[Records excerpted from a collection]
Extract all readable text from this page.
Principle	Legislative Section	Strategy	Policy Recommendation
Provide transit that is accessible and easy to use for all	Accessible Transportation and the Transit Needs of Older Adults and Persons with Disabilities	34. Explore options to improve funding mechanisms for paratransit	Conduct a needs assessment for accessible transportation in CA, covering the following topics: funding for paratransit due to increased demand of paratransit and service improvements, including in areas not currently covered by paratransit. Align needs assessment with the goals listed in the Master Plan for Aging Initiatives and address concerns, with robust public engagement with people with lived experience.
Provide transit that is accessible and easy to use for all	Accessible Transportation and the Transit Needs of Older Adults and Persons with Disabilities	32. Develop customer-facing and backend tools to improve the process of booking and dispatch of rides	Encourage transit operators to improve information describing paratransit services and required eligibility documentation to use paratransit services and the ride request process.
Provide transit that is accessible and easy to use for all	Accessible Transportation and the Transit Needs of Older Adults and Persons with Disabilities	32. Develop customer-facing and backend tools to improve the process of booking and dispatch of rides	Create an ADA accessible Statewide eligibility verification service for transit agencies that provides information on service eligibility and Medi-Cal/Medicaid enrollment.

**Goal:** Pick out every line above that contains the word "customer" and copy it.

**Full answer:**
Provide transit that is accessible and easy to use for all	Accessible Transportation and the Transit Needs of Older Adults and Persons with Disabilities	32. Develop customer-facing and backend tools to improve the process of booking and dispatch of rides	Encourage transit operators to improve information describing paratransit services and required eligibility documentation to use paratransit services and the ride request process.
Provide transit that is accessible and easy to use for all	Accessible Transportation and the Transit Needs of Older Adults and Persons with Disabilities	32. Develop customer-facing and backend tools to improve the process of booking and dispatch of rides	Create an ADA accessible Statewide eligibility verification service for transit agencies that provides information on service eligibility and Medi-Cal/Medicaid enrollment.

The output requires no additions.